#### Instructions for the task
Among the lines of this listing, determine how many contain the string "xlabel". Answer with the number only.

Dataset entries on figures
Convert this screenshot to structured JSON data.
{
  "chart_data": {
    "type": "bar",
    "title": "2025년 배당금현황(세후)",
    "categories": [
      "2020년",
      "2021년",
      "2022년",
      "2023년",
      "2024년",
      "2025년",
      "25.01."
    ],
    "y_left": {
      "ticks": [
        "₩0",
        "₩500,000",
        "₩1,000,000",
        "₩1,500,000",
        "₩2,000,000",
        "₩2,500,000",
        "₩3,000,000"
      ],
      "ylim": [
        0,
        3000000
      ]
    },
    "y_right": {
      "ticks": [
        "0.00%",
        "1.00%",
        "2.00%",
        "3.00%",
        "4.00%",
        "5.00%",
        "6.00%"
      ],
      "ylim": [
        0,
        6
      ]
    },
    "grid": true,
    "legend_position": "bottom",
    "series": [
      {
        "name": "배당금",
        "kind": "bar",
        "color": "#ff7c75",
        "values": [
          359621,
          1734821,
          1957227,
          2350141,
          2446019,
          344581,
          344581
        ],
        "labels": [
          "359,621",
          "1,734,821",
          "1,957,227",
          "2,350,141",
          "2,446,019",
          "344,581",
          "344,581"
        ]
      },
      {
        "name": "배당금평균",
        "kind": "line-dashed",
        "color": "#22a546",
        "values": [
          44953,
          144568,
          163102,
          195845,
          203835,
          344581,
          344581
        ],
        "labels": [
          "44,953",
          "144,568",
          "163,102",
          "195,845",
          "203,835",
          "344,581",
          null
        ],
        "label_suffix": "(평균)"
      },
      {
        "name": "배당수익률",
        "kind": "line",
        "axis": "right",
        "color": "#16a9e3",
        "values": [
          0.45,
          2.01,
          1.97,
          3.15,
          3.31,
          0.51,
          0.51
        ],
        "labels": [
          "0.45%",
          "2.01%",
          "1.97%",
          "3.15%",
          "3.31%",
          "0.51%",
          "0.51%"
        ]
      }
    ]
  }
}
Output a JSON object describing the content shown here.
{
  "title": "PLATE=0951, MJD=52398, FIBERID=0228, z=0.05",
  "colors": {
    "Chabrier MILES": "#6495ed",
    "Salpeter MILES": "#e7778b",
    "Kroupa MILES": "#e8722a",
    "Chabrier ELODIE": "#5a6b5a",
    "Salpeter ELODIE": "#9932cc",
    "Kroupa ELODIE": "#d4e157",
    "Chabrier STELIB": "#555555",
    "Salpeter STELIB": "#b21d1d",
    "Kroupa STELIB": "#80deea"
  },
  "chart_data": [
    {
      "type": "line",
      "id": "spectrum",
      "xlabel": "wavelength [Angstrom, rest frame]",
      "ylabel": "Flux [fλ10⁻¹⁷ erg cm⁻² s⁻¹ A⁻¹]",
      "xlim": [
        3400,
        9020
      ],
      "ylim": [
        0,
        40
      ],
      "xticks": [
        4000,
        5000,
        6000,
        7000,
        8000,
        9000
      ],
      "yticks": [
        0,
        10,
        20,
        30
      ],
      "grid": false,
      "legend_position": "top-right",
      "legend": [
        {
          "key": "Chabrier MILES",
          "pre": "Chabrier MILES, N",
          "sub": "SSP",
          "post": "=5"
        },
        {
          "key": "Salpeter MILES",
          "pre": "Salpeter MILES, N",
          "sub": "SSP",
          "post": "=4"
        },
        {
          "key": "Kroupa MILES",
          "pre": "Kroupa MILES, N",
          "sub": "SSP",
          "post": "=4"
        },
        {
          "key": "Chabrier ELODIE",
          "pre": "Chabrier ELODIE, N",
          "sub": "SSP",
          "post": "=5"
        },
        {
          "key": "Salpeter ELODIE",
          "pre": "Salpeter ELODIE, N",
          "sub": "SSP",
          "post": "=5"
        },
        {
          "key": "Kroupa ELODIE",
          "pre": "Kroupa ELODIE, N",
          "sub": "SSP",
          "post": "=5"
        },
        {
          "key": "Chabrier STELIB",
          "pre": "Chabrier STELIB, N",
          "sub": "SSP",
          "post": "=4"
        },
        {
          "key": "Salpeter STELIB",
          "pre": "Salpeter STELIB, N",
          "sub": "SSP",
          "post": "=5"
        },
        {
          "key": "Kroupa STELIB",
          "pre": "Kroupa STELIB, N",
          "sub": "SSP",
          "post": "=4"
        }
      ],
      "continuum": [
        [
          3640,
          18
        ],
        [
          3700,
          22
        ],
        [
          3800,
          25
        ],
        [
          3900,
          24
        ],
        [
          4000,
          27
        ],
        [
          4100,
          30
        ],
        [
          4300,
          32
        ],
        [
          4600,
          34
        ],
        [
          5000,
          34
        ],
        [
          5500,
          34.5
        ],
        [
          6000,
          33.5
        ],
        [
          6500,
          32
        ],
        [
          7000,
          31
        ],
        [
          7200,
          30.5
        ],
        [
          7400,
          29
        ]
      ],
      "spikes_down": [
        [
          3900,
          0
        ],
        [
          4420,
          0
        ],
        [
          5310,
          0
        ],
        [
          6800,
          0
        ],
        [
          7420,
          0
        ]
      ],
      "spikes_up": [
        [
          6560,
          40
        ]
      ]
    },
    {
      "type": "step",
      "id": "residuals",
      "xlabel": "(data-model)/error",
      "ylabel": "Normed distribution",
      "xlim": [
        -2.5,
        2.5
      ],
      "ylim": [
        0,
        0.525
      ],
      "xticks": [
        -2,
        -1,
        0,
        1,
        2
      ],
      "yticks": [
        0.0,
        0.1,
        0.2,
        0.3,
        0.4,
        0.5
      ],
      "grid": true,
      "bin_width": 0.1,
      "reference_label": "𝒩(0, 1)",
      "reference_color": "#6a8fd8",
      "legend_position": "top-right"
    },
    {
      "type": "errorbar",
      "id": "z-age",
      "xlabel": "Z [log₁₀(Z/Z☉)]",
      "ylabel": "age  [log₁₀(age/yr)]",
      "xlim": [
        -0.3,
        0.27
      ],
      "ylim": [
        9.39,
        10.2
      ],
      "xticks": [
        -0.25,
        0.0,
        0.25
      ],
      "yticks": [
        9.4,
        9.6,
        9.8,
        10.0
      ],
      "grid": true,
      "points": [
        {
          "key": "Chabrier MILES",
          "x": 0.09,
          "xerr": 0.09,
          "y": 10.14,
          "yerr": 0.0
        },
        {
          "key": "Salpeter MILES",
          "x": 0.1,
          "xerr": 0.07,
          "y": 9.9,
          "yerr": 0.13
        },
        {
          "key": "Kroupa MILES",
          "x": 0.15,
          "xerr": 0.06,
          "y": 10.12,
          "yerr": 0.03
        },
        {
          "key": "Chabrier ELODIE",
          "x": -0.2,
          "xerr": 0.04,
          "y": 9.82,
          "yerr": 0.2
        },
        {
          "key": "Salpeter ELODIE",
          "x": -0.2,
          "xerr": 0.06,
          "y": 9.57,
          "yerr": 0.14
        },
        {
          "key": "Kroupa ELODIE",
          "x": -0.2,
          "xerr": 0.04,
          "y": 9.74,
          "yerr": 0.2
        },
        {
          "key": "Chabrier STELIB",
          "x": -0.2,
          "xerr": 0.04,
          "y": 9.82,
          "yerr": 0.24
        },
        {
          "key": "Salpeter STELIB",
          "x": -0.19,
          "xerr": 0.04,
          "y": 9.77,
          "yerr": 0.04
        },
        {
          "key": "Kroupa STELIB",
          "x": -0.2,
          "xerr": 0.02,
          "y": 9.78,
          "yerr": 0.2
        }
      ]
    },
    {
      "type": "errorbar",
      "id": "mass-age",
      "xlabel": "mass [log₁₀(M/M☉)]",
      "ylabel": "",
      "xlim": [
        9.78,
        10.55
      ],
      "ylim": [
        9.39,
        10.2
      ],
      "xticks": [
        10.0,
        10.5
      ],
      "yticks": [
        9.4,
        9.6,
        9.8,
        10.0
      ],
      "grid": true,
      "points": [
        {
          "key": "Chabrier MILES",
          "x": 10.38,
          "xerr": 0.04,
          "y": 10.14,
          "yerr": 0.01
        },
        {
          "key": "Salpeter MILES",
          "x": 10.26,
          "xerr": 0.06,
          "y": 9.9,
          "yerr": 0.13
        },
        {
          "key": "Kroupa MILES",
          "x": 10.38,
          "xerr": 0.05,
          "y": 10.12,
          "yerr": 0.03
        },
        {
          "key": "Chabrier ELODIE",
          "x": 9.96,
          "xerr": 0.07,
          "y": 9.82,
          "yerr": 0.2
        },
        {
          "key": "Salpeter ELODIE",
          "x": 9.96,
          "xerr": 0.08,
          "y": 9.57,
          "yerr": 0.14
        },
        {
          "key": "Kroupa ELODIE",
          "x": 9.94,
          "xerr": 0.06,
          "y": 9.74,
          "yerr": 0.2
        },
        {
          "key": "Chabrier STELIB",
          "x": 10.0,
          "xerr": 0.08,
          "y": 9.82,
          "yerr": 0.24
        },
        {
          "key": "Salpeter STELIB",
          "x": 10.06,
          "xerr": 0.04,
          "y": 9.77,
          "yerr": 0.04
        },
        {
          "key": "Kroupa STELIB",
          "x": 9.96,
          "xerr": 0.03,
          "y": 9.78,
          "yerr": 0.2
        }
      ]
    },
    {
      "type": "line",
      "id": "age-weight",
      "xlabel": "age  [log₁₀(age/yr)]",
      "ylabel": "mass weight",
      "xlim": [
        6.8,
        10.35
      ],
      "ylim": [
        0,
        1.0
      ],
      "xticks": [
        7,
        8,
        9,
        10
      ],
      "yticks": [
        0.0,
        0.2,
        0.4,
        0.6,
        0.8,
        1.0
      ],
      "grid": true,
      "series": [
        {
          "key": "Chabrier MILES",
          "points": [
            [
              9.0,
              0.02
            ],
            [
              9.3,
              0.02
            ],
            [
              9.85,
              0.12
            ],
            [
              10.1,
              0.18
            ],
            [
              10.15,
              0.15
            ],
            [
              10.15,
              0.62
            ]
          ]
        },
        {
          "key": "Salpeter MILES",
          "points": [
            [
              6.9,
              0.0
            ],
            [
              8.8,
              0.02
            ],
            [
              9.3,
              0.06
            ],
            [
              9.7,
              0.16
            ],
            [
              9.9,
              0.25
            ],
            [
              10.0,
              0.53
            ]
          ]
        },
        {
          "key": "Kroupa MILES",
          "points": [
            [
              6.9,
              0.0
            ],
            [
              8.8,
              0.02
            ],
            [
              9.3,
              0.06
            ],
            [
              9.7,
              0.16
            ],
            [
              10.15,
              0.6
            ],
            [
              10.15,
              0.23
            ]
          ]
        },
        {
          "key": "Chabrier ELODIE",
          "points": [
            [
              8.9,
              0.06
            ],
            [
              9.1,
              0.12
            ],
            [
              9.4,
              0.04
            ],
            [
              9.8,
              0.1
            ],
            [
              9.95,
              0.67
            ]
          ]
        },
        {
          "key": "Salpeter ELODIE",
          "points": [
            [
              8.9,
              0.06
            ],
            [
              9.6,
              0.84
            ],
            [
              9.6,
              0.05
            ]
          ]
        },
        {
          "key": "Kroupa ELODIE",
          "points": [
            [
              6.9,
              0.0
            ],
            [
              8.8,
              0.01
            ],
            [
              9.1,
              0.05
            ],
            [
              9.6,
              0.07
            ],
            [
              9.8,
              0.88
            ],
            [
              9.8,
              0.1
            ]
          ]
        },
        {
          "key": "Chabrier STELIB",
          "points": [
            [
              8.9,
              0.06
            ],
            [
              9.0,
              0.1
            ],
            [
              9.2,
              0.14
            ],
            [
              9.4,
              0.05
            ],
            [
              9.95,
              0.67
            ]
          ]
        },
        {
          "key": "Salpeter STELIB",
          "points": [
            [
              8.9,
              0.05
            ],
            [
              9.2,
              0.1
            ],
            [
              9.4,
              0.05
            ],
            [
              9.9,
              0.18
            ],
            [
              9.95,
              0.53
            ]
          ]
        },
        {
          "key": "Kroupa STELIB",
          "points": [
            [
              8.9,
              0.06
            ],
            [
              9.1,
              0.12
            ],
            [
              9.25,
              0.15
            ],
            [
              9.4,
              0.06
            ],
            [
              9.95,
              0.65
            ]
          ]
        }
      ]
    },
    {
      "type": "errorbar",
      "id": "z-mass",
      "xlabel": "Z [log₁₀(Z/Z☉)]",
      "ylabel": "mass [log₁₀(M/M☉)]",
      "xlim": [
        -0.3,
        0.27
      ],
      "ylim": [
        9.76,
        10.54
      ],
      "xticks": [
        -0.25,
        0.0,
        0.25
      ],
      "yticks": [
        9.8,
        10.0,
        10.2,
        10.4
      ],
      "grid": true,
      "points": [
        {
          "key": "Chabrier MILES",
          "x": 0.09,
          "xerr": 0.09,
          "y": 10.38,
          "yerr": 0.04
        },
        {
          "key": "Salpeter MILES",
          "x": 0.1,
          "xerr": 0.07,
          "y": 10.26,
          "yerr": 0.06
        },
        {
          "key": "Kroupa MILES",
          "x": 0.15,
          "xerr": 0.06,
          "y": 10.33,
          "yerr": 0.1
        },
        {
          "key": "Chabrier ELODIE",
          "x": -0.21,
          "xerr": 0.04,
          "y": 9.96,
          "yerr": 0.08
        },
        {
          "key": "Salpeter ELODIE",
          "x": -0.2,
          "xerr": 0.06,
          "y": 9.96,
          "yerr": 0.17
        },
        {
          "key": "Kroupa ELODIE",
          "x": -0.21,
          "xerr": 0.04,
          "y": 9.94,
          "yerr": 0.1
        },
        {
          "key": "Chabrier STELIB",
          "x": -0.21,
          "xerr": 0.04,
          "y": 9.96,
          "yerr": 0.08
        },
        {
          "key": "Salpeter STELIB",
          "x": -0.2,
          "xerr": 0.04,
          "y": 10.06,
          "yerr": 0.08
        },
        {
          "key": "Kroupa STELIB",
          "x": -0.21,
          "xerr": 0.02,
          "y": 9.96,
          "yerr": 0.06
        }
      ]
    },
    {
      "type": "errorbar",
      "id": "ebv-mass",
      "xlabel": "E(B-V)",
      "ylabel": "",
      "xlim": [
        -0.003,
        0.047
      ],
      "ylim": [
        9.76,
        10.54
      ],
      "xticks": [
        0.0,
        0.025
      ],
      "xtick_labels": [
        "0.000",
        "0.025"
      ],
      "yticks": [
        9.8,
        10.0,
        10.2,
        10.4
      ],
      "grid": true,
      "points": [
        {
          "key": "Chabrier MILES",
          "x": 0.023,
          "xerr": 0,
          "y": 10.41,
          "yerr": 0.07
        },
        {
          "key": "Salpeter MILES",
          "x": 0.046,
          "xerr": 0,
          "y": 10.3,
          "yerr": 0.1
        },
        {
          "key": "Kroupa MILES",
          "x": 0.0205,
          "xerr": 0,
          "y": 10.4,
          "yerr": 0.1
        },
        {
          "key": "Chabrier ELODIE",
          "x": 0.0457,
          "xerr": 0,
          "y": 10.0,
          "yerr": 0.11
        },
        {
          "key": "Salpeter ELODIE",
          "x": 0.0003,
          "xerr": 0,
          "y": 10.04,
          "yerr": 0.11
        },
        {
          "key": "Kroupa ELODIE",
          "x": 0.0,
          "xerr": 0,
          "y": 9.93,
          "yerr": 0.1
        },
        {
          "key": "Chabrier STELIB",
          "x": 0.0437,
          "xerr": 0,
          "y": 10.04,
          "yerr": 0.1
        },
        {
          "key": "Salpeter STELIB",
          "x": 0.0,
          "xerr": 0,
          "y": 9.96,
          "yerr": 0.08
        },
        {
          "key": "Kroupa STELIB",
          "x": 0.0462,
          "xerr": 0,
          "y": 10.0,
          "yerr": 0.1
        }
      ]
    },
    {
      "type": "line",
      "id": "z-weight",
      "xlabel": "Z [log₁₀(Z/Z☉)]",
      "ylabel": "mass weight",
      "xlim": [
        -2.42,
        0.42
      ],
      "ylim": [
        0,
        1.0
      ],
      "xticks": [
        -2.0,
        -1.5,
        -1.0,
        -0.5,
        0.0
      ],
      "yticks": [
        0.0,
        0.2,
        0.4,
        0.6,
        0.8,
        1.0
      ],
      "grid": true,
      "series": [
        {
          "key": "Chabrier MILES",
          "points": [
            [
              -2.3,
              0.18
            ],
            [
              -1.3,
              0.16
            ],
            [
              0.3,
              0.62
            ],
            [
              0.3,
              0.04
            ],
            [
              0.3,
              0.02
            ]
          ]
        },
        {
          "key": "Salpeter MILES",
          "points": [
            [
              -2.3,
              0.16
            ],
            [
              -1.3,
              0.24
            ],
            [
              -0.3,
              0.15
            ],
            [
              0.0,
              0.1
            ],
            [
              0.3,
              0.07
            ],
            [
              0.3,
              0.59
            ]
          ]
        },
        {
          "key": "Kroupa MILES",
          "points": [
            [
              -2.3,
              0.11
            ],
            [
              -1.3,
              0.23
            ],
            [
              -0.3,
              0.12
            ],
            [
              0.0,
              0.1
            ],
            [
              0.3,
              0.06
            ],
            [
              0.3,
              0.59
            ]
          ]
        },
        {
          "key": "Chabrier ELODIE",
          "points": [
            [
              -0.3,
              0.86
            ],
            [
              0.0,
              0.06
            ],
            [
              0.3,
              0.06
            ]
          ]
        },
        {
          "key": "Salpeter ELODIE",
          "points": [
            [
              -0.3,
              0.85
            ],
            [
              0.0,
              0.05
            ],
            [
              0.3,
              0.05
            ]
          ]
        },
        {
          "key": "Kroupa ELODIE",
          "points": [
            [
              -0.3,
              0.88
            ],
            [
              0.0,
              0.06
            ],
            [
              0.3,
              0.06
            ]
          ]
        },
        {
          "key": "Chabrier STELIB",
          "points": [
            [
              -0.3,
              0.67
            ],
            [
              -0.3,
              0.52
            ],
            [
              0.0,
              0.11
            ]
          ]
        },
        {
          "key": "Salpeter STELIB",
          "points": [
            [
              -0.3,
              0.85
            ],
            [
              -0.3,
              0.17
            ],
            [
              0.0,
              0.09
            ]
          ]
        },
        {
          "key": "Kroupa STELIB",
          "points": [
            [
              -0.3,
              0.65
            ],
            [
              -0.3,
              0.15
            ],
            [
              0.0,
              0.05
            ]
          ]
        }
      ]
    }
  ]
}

#### Answer to this exercise
8